> [What is required]: All of the material below is to be returned exactly.

> [Listed entries]:
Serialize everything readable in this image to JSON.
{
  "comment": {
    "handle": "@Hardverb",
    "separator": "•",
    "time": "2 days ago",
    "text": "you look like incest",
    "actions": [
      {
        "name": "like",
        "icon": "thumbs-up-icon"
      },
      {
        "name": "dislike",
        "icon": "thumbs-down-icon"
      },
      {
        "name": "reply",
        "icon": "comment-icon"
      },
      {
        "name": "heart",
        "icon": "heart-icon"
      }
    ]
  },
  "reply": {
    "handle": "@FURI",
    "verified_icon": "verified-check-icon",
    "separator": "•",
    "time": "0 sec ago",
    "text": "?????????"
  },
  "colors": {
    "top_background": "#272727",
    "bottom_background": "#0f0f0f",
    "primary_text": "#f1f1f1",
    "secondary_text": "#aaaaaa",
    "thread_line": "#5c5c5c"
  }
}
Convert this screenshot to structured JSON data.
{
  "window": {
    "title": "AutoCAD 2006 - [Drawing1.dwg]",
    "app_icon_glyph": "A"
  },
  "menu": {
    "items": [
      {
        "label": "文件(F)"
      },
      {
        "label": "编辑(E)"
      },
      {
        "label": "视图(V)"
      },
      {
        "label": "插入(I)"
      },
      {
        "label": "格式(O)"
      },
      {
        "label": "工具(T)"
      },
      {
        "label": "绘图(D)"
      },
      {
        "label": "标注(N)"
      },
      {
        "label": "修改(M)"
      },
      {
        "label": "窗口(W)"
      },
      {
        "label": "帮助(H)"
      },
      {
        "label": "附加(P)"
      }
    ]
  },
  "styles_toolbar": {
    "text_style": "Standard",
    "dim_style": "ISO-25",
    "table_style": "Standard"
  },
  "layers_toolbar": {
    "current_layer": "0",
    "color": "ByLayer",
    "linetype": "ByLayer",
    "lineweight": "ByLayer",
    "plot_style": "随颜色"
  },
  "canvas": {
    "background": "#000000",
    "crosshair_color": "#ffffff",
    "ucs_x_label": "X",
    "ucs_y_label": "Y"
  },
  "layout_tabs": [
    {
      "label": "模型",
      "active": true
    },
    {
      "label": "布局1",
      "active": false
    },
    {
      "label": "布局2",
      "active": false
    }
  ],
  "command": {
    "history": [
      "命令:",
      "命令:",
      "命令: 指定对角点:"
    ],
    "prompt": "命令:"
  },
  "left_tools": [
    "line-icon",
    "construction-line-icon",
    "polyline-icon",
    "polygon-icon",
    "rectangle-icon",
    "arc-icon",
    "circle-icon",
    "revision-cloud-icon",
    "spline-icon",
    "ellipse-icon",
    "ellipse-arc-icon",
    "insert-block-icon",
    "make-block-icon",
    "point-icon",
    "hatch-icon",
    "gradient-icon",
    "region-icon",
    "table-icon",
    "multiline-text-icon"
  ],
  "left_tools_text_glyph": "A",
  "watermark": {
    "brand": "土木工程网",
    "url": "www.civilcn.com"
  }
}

> [Task result]:
Serialize everything readable in this image to JSON.
{
  "comment": {
    "handle": "@Hardverb",
    "separator": "•",
    "time": "2 days ago",
    "text": "you look like incest",
    "actions": [
      {
        "name": "like",
        "icon": "thumbs-up-icon"
      },
      {
        "name": "dislike",
        "icon": "thumbs-down-icon"
      },
      {
        "name": "reply",
        "icon": "comment-icon"
      },
      {
        "name": "heart",
        "icon": "heart-icon"
      }
    ]
  },
  "reply": {
    "handle": "@FURI",
    "verified_icon": "verified-check-icon",
    "separator": "•",
    "time": "0 sec ago",
    "text": "?????????"
  },
  "colors": {
    "top_background": "#272727",
    "bottom_background": "#0f0f0f",
    "primary_text": "#f1f1f1",
    "secondary_text": "#aaaaaa",
    "thread_line": "#5c5c5c"
  }
}
Convert this screenshot to structured JSON data.
{
  "window": {
    "title": "AutoCAD 2006 - [Drawing1.dwg]",
    "app_icon_glyph": "A"
  },
  "menu": {
    "items": [
      {
        "label": "文件(F)"
      },
      {
        "label": "编辑(E)"
      },
      {
        "label": "视图(V)"
      },
      {
        "label": "插入(I)"
      },
      {
        "label": "格式(O)"
      },
      {
        "label": "工具(T)"
      },
      {
        "label": "绘图(D)"
      },
      {
        "label": "标注(N)"
      },
      {
        "label": "修改(M)"
      },
      {
        "label": "窗口(W)"
      },
      {
        "label": "帮助(H)"
      },
      {
        "label": "附加(P)"
      }
    ]
  },
  "styles_toolbar": {
    "text_style": "Standard",
    "dim_style": "ISO-25",
    "table_style": "Standard"
  },
  "layers_toolbar": {
    "current_layer": "0",
    "color": "ByLayer",
    "linetype": "ByLayer",
    "lineweight": "ByLayer",
    "plot_style": "随颜色"
  },
  "canvas": {
    "background": "#000000",
    "crosshair_color": "#ffffff",
    "ucs_x_label": "X",
    "ucs_y_label": "Y"
  },
  "layout_tabs": [
    {
      "label": "模型",
      "active": true
    },
    {
      "label": "布局1",
      "active": false
    },
    {
      "label": "布局2",
      "active": false
    }
  ],
  "command": {
    "history": [
      "命令:",
      "命令:",
      "命令: 指定对角点:"
    ],
    "prompt": "命令:"
  },
  "left_tools": [
    "line-icon",
    "construction-line-icon",
    "polyline-icon",
    "polygon-icon",
    "rectangle-icon",
    "arc-icon",
    "circle-icon",
    "revision-cloud-icon",
    "spline-icon",
    "ellipse-icon",
    "ellipse-arc-icon",
    "insert-block-icon",
    "make-block-icon",
    "point-icon",
    "hatch-icon",
    "gradient-icon",
    "region-icon",
    "table-icon",
    "multiline-text-icon"
  ],
  "left_tools_text_glyph": "A",
  "watermark": {
    "brand": "土木工程网",
    "url": "www.civilcn.com"
  }
}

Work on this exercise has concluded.